_Records for this task:_
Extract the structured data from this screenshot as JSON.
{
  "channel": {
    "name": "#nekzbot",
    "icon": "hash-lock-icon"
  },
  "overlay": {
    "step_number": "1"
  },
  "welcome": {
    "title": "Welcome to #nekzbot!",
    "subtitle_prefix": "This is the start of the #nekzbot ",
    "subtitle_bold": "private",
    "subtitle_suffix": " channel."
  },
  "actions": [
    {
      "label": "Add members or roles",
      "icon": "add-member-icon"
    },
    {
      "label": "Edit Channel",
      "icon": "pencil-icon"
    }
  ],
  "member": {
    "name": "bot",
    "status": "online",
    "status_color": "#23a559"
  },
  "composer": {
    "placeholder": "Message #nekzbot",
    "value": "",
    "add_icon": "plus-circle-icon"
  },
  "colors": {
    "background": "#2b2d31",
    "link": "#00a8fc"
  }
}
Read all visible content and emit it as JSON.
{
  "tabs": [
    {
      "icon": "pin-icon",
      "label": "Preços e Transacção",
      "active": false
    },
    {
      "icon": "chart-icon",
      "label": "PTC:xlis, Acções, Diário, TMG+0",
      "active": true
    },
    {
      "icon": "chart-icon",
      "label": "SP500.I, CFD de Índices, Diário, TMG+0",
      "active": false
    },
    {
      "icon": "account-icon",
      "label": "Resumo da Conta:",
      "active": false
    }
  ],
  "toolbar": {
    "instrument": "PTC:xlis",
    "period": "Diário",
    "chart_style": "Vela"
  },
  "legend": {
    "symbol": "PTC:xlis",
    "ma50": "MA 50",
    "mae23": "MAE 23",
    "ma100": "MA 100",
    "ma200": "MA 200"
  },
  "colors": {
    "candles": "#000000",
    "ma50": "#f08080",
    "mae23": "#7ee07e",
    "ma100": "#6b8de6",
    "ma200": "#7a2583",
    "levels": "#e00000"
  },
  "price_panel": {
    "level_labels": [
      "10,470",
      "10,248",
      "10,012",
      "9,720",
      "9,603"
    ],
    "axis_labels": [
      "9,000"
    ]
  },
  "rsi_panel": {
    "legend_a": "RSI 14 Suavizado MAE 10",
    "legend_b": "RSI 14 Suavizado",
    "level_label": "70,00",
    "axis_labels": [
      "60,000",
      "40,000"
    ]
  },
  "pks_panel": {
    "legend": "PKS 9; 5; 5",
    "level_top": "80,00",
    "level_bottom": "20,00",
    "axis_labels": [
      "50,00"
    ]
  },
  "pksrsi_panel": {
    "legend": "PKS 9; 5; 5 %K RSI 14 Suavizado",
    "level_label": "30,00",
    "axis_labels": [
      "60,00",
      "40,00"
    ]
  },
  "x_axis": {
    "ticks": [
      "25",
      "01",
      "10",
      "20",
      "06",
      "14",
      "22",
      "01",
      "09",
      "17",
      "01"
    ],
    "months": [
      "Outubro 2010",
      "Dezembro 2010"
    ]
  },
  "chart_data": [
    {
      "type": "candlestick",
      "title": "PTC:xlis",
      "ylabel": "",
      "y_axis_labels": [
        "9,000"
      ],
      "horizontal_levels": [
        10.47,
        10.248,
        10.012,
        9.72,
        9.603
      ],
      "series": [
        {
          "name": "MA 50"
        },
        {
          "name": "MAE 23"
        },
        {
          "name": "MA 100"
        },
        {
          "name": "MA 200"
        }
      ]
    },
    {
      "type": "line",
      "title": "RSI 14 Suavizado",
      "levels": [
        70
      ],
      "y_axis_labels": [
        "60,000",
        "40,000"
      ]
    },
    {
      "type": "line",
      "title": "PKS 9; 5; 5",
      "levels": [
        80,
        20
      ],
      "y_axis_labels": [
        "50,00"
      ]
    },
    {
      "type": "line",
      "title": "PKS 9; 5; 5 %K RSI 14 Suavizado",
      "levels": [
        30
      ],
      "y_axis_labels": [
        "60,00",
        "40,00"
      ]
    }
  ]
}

_What is required:_
Repeat all the entries exactly as given.

_Task result:_
Extract the structured data from this screenshot as JSON.
{
  "channel": {
    "name": "#nekzbot",
    "icon": "hash-lock-icon"
  },
  "overlay": {
    "step_number": "1"
  },
  "welcome": {
    "title": "Welcome to #nekzbot!",
    "subtitle_prefix": "This is the start of the #nekzbot ",
    "subtitle_bold": "private",
    "subtitle_suffix": " channel."
  },
  "actions": [
    {
      "label": "Add members or roles",
      "icon": "add-member-icon"
    },
    {
      "label": "Edit Channel",
      "icon": "pencil-icon"
    }
  ],
  "member": {
    "name": "bot",
    "status": "online",
    "status_color": "#23a559"
  },
  "composer": {
    "placeholder": "Message #nekzbot",
    "value": "",
    "add_icon": "plus-circle-icon"
  },
  "colors": {
    "background": "#2b2d31",
    "link": "#00a8fc"
  }
}
Read all visible content and emit it as JSON.
{
  "tabs": [
    {
      "icon": "pin-icon",
      "label": "Preços e Transacção",
      "active": false
    },
    {
      "icon": "chart-icon",
      "label": "PTC:xlis, Acções, Diário, TMG+0",
      "active": true
    },
    {
      "icon": "chart-icon",
      "label": "SP500.I, CFD de Índices, Diário, TMG+0",
      "active": false
    },
    {
      "icon": "account-icon",
      "label": "Resumo da Conta:",
      "active": false
    }
  ],
  "toolbar": {
    "instrument": "PTC:xlis",
    "period": "Diário",
    "chart_style": "Vela"
  },
  "legend": {
    "symbol": "PTC:xlis",
    "ma50": "MA 50",
    "mae23": "MAE 23",
    "ma100": "MA 100",
    "ma200": "MA 200"
  },
  "colors": {
    "candles": "#000000",
    "ma50": "#f08080",
    "mae23": "#7ee07e",
    "ma100": "#6b8de6",
    "ma200": "#7a2583",
    "levels": "#e00000"
  },
  "price_panel": {
    "level_labels": [
      "10,470",
      "10,248",
      "10,012",
      "9,720",
      "9,603"
    ],
    "axis_labels": [
      "9,000"
    ]
  },
  "rsi_panel": {
    "legend_a": "RSI 14 Suavizado MAE 10",
    "legend_b": "RSI 14 Suavizado",
    "level_label": "70,00",
    "axis_labels": [
      "60,000",
      "40,000"
    ]
  },
  "pks_panel": {
    "legend": "PKS 9; 5; 5",
    "level_top": "80,00",
    "level_bottom": "20,00",
    "axis_labels": [
      "50,00"
    ]
  },
  "pksrsi_panel": {
    "legend": "PKS 9; 5; 5 %K RSI 14 Suavizado",
    "level_label": "30,00",
    "axis_labels": [
      "60,00",
      "40,00"
    ]
  },
  "x_axis": {
    "ticks": [
      "25",
      "01",
      "10",
      "20",
      "06",
      "14",
      "22",
      "01",
      "09",
      "17",
      "01"
    ],
    "months": [
      "Outubro 2010",
      "Dezembro 2010"
    ]
  },
  "chart_data": [
    {
      "type": "candlestick",
      "title": "PTC:xlis",
      "ylabel": "",
      "y_axis_labels": [
        "9,000"
      ],
      "horizontal_levels": [
        10.47,
        10.248,
        10.012,
        9.72,
        9.603
      ],
      "series": [
        {
          "name": "MA 50"
        },
        {
          "name": "MAE 23"
        },
        {
          "name": "MA 100"
        },
        {
          "name": "MA 200"
        }
      ]
    },
    {
      "type": "line",
      "title": "RSI 14 Suavizado",
      "levels": [
        70
      ],
      "y_axis_labels": [
        "60,000",
        "40,000"
      ]
    },
    {
      "type": "line",
      "title": "PKS 9; 5; 5",
      "levels": [
        80,
        20
      ],
      "y_axis_labels": [
        "50,00"
      ]
    },
    {
      "type": "line",
      "title": "PKS 9; 5; 5 %K RSI 14 Suavizado",
      "levels": [
        30
      ],
      "y_axis_labels": [
        "60,00",
        "40,00"
      ]
    }
  ]
}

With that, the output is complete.